Gather all lines in the data that hold the string "Popular".
# start of LISTED RECORDS
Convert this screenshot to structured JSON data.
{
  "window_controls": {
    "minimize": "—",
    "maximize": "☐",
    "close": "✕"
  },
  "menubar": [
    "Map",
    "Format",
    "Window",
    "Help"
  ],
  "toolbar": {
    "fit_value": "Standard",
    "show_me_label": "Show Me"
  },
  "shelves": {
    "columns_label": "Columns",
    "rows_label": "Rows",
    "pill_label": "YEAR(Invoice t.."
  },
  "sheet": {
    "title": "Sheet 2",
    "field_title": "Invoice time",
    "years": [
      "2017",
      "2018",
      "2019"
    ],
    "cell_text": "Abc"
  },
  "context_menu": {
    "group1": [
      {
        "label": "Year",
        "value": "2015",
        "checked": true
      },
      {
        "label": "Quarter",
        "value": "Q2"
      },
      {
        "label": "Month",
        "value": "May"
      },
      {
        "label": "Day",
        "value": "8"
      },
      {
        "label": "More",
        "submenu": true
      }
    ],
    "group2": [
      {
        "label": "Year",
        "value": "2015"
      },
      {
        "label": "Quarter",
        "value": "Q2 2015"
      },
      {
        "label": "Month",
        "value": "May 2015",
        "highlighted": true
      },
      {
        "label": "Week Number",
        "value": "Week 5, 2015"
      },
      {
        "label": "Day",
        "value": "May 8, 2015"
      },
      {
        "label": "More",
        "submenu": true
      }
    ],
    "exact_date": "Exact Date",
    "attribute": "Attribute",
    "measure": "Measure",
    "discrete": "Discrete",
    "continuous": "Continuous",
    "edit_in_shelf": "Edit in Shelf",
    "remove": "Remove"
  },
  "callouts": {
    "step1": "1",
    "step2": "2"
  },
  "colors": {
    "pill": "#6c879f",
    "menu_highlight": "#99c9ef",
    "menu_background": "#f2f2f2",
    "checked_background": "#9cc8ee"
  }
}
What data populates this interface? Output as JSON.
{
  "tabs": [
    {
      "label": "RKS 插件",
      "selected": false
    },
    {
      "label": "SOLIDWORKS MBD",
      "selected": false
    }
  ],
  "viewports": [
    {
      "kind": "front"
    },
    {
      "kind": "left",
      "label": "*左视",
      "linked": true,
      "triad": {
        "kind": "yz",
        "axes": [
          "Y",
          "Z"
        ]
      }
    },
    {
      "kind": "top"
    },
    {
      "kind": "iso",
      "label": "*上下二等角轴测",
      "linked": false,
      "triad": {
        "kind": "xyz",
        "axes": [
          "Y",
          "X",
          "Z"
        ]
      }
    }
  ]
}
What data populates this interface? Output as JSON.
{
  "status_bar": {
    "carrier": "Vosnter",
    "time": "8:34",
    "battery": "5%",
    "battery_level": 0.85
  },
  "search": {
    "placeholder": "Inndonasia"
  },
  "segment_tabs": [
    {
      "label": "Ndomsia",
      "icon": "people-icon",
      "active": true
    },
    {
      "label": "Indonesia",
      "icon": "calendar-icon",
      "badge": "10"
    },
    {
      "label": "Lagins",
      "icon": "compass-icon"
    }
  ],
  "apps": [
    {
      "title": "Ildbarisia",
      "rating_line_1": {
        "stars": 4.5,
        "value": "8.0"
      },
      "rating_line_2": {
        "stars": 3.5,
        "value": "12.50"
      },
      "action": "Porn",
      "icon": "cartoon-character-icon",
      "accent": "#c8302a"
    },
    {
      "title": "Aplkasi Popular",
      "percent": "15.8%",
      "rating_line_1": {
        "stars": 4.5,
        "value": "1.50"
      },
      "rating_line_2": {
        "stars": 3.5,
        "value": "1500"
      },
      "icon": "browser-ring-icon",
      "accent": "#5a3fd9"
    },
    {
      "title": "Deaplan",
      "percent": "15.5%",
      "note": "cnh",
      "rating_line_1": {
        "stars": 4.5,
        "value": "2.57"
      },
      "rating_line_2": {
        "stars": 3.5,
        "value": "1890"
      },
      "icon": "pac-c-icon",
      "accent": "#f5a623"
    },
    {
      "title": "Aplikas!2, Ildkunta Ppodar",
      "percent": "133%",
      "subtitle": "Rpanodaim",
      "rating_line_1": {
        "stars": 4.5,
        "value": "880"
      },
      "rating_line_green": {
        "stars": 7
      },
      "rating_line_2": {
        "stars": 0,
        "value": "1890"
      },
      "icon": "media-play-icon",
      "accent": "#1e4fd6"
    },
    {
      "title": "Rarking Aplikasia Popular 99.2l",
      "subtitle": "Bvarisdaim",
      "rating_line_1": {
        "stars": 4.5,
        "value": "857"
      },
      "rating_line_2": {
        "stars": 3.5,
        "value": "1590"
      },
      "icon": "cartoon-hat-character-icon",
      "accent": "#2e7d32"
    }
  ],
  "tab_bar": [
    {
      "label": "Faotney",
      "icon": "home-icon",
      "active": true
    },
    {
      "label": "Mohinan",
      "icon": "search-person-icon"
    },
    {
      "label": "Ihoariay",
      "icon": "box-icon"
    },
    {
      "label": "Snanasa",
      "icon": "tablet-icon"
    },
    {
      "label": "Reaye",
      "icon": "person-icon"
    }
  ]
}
# end of LISTED RECORDS
● **EXERCISE RESPONSE**
      "title": "Aplkasi Popular",
      "title": "Rarking Aplikasia Popular 99.2l",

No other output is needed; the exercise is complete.